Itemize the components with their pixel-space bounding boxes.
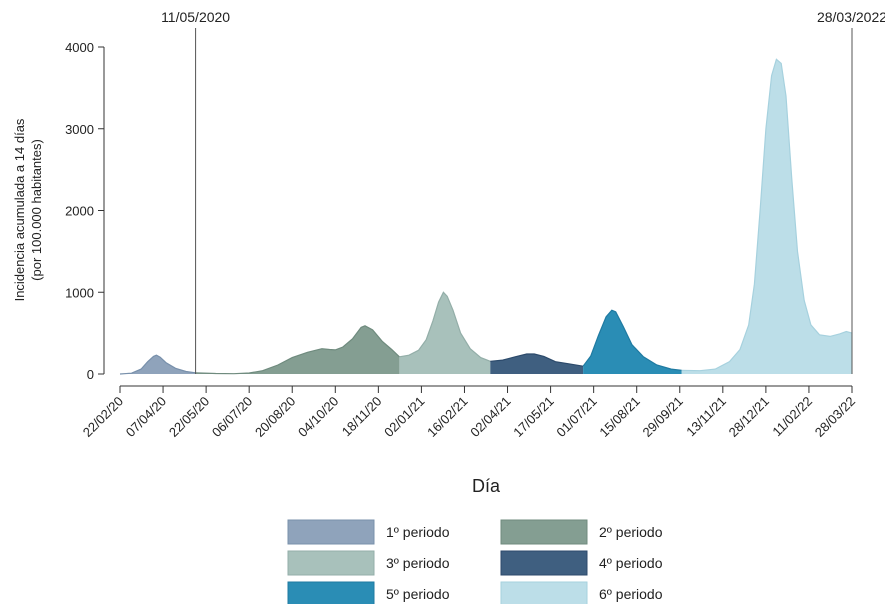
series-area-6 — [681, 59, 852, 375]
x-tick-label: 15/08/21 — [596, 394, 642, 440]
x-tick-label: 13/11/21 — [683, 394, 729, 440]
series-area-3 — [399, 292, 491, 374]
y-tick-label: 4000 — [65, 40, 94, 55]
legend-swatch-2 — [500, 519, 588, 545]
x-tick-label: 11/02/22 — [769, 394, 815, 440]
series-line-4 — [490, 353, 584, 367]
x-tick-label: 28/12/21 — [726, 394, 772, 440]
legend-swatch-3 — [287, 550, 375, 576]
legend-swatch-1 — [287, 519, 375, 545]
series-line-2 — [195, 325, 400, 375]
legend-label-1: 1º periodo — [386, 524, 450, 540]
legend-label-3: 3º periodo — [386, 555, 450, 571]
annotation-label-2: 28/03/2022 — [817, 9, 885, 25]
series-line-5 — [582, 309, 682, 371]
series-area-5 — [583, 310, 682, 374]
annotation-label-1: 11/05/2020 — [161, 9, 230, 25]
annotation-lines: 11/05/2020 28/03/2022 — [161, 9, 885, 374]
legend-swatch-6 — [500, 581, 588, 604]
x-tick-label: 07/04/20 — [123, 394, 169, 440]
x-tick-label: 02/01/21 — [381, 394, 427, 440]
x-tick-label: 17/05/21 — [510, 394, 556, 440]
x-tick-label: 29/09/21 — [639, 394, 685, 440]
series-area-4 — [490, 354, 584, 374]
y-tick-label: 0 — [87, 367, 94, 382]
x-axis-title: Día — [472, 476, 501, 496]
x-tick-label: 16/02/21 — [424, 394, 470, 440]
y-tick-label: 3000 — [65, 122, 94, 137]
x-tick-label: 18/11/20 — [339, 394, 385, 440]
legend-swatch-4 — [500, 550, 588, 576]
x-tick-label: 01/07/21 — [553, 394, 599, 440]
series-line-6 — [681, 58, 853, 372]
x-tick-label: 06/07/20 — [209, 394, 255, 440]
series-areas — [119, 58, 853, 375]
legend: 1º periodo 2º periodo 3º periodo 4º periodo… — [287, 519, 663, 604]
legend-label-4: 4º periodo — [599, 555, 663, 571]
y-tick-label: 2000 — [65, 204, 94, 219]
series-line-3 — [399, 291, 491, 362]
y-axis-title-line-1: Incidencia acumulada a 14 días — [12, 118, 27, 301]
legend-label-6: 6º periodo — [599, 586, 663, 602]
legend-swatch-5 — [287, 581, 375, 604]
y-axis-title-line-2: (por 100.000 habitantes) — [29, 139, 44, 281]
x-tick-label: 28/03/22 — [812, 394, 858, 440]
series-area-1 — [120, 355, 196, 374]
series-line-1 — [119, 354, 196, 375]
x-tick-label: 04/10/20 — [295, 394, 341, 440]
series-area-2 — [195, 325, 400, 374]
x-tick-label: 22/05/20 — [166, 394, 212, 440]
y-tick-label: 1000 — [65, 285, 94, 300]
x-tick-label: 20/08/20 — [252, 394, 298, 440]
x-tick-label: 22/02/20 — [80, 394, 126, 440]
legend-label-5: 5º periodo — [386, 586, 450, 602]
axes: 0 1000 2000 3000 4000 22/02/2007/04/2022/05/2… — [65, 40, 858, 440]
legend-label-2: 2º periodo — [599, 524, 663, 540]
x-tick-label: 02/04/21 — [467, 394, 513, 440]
==============================
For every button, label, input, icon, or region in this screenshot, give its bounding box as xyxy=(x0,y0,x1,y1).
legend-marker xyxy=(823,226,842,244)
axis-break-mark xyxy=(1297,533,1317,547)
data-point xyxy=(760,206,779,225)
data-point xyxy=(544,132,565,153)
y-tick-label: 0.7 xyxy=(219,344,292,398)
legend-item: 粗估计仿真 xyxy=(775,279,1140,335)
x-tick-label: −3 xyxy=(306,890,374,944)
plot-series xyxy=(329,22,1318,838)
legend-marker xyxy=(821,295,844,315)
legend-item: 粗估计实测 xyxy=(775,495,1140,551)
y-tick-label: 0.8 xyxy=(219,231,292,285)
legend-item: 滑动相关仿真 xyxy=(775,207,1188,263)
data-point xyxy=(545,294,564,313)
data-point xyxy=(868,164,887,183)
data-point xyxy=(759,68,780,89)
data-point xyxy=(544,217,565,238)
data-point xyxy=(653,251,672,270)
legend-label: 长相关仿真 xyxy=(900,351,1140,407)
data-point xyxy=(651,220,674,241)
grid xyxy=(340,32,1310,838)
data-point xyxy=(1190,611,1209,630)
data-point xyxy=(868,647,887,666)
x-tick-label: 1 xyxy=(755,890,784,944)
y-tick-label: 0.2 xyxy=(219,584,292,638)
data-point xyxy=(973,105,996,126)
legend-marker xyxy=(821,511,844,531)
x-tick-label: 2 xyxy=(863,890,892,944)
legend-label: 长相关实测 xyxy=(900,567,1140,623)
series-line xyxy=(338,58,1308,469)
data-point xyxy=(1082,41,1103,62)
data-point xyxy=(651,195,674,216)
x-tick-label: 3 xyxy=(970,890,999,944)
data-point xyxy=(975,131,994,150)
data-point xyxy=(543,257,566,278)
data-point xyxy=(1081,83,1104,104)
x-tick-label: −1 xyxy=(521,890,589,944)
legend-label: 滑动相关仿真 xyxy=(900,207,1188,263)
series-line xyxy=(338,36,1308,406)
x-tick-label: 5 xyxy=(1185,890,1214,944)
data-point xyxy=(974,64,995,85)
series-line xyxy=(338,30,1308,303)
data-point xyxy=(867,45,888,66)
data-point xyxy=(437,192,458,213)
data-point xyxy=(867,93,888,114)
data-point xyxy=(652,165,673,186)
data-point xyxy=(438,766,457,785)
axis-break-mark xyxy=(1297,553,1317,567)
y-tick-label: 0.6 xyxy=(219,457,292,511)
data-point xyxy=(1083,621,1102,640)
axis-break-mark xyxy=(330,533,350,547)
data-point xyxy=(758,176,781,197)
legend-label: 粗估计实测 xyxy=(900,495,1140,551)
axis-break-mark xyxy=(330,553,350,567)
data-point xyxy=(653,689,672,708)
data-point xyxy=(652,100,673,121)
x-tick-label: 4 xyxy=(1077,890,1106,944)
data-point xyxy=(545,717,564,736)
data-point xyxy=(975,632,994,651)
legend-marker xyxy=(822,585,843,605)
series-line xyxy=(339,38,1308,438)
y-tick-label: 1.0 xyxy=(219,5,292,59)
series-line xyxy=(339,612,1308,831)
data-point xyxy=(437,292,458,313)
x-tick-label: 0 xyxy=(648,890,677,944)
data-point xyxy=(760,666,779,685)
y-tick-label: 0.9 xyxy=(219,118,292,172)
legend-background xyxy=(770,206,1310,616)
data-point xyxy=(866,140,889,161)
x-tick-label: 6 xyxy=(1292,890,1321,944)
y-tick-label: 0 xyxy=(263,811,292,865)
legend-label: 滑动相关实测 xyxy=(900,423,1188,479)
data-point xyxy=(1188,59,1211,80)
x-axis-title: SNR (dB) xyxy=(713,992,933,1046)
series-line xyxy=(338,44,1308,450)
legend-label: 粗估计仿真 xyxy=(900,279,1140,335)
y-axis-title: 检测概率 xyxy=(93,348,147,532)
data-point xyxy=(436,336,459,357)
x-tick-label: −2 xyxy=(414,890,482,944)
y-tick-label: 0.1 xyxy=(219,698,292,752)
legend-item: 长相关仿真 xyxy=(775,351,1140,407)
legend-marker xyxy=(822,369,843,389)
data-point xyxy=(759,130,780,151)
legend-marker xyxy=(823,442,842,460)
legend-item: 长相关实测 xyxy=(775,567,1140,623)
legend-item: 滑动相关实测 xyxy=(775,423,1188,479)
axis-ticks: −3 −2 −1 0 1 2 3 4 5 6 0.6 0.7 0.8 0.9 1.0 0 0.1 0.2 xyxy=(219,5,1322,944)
==============================
→ **Task statement**:
Copy word for word the lines of the listing above, starting with the line that contains "series-area-6 — [681, 59, 852, 375]" and continuing through the line that contains "x-tick-label: 20/08/20 — [252, 394, 298, 440]".

→ **Solution**:
series-area-6 — [681, 59, 852, 375]
x-tick-label: 15/08/21 — [596, 394, 642, 440]
x-tick-label: 13/11/21 — [683, 394, 729, 440]
series-area-3 — [399, 292, 491, 374]
y-tick-label: 4000 — [65, 40, 94, 55]
legend-swatch-2 — [500, 519, 588, 545]
x-tick-label: 11/02/22 — [769, 394, 815, 440]
series-line-4 — [490, 353, 584, 367]
x-tick-label: 28/12/21 — [726, 394, 772, 440]
legend-swatch-3 — [287, 550, 375, 576]
legend-swatch-1 — [287, 519, 375, 545]
series-line-2 — [195, 325, 400, 375]
legend-label-1: 1º periodo — [386, 524, 450, 540]
legend-label-3: 3º periodo — [386, 555, 450, 571]
annotation-label-2: 28/03/2022 — [817, 9, 885, 25]
series-line-5 — [582, 309, 682, 371]
series-area-5 — [583, 310, 682, 374]
annotation-label-1: 11/05/2020 — [161, 9, 230, 25]
annotation-lines: 11/05/2020 28/03/2022 — [161, 9, 885, 374]
legend-swatch-6 — [500, 581, 588, 604]
x-tick-label: 07/04/20 — [123, 394, 169, 440]
x-tick-label: 02/01/21 — [381, 394, 427, 440]
x-tick-label: 17/05/21 — [510, 394, 556, 440]
x-tick-label: 29/09/21 — [639, 394, 685, 440]
series-area-4 — [490, 354, 584, 374]
y-tick-label: 0 — [87, 367, 94, 382]
x-axis-title: Día — [472, 476, 501, 496]
x-tick-label: 16/02/21 — [424, 394, 470, 440]
y-tick-label: 3000 — [65, 122, 94, 137]
x-tick-label: 18/11/20 — [339, 394, 385, 440]
legend-swatch-4 — [500, 550, 588, 576]
x-tick-label: 01/07/21 — [553, 394, 599, 440]
series-line-6 — [681, 58, 853, 372]
x-tick-label: 06/07/20 — [209, 394, 255, 440]
series-areas — [119, 58, 853, 375]
legend: 1º periodo 2º periodo 3º periodo 4º periodo… — [287, 519, 663, 604]
legend-label-4: 4º periodo — [599, 555, 663, 571]
y-tick-label: 2000 — [65, 204, 94, 219]
series-line-3 — [399, 291, 491, 362]
y-axis-title-line-1: Incidencia acumulada a 14 días — [12, 118, 27, 301]
legend-label-6: 6º periodo — [599, 586, 663, 602]
legend-swatch-5 — [287, 581, 375, 604]
y-axis-title-line-2: (por 100.000 habitantes) — [29, 139, 44, 281]
x-tick-label: 28/03/22 — [812, 394, 858, 440]
series-area-1 — [120, 355, 196, 374]
series-line-1 — [119, 354, 196, 375]
x-tick-label: 04/10/20 — [295, 394, 341, 440]
series-area-2 — [195, 325, 400, 374]
x-tick-label: 22/05/20 — [166, 394, 212, 440]
y-tick-label: 1000 — [65, 285, 94, 300]
x-tick-label: 20/08/20 — [252, 394, 298, 440]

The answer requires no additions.